Data extracted from a collection
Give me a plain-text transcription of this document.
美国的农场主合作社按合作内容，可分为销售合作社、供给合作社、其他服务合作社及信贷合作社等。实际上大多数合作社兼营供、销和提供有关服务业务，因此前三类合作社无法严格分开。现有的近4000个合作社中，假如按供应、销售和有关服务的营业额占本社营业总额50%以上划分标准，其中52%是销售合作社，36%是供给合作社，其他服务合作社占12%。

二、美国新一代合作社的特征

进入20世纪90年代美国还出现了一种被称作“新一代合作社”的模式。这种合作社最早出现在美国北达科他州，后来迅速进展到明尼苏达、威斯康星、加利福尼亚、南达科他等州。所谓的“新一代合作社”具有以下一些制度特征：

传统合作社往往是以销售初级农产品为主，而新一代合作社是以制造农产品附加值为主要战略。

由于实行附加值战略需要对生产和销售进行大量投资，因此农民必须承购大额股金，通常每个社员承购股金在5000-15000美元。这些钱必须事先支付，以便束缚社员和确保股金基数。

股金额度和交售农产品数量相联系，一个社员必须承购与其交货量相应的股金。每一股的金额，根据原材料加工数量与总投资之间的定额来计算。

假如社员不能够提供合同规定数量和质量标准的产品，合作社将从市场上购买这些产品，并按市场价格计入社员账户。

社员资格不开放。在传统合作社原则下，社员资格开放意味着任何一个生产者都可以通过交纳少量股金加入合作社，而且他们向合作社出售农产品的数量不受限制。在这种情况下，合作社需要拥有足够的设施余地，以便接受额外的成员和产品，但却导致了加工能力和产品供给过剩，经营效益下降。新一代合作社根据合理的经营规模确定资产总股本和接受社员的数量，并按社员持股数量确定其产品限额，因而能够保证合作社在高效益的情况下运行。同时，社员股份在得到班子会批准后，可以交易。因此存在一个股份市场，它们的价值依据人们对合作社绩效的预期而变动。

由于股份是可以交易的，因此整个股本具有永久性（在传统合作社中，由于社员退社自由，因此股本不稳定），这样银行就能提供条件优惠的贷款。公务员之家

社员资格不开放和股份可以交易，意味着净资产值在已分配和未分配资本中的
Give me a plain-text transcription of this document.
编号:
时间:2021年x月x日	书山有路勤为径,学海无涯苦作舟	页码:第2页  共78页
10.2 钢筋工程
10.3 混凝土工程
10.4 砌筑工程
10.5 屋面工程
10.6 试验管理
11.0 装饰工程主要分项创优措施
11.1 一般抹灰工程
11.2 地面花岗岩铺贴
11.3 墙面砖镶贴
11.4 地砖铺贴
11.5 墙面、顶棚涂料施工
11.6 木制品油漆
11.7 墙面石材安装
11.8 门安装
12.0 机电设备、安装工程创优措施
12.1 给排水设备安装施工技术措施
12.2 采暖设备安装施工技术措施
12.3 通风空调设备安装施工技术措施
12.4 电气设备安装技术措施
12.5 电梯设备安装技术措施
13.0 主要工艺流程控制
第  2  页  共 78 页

• WHAT THE TASK ASKS: Output the records verbatim, from the first line to the last.

• COMPLETE ANSWER:
Give me a plain-text transcription of this document.
美国的农场主合作社按合作内容，可分为销售合作社、供给合作社、其他服务合作社及信贷合作社等。实际上大多数合作社兼营供、销和提供有关服务业务，因此前三类合作社无法严格分开。现有的近4000个合作社中，假如按供应、销售和有关服务的营业额占本社营业总额50%以上划分标准，其中52%是销售合作社，36%是供给合作社，其他服务合作社占12%。

二、美国新一代合作社的特征

进入20世纪90年代美国还出现了一种被称作“新一代合作社”的模式。这种合作社最早出现在美国北达科他州，后来迅速进展到明尼苏达、威斯康星、加利福尼亚、南达科他等州。所谓的“新一代合作社”具有以下一些制度特征：

传统合作社往往是以销售初级农产品为主，而新一代合作社是以制造农产品附加值为主要战略。

由于实行附加值战略需要对生产和销售进行大量投资，因此农民必须承购大额股金，通常每个社员承购股金在5000-15000美元。这些钱必须事先支付，以便束缚社员和确保股金基数。

股金额度和交售农产品数量相联系，一个社员必须承购与其交货量相应的股金。每一股的金额，根据原材料加工数量与总投资之间的定额来计算。

假如社员不能够提供合同规定数量和质量标准的产品，合作社将从市场上购买这些产品，并按市场价格计入社员账户。

社员资格不开放。在传统合作社原则下，社员资格开放意味着任何一个生产者都可以通过交纳少量股金加入合作社，而且他们向合作社出售农产品的数量不受限制。在这种情况下，合作社需要拥有足够的设施余地，以便接受额外的成员和产品，但却导致了加工能力和产品供给过剩，经营效益下降。新一代合作社根据合理的经营规模确定资产总股本和接受社员的数量，并按社员持股数量确定其产品限额，因而能够保证合作社在高效益的情况下运行。同时，社员股份在得到班子会批准后，可以交易。因此存在一个股份市场，它们的价值依据人们对合作社绩效的预期而变动。

由于股份是可以交易的，因此整个股本具有永久性（在传统合作社中，由于社员退社自由，因此股本不稳定），这样银行就能提供条件优惠的贷款。公务员之家

社员资格不开放和股份可以交易，意味着净资产值在已分配和未分配资本中的
Give me a plain-text transcription of this document.
编号:
时间:2021年x月x日	书山有路勤为径,学海无涯苦作舟	页码:第2页  共78页
10.2 钢筋工程
10.3 混凝土工程
10.4 砌筑工程
10.5 屋面工程
10.6 试验管理
11.0 装饰工程主要分项创优措施
11.1 一般抹灰工程
11.2 地面花岗岩铺贴
11.3 墙面砖镶贴
11.4 地砖铺贴
11.5 墙面、顶棚涂料施工
11.6 木制品油漆
11.7 墙面石材安装
11.8 门安装
12.0 机电设备、安装工程创优措施
12.1 给排水设备安装施工技术措施
12.2 采暖设备安装施工技术措施
12.3 通风空调设备安装施工技术措施
12.4 电气设备安装技术措施
12.5 电梯设备安装技术措施
13.0 主要工艺流程控制
第  2  页  共 78 页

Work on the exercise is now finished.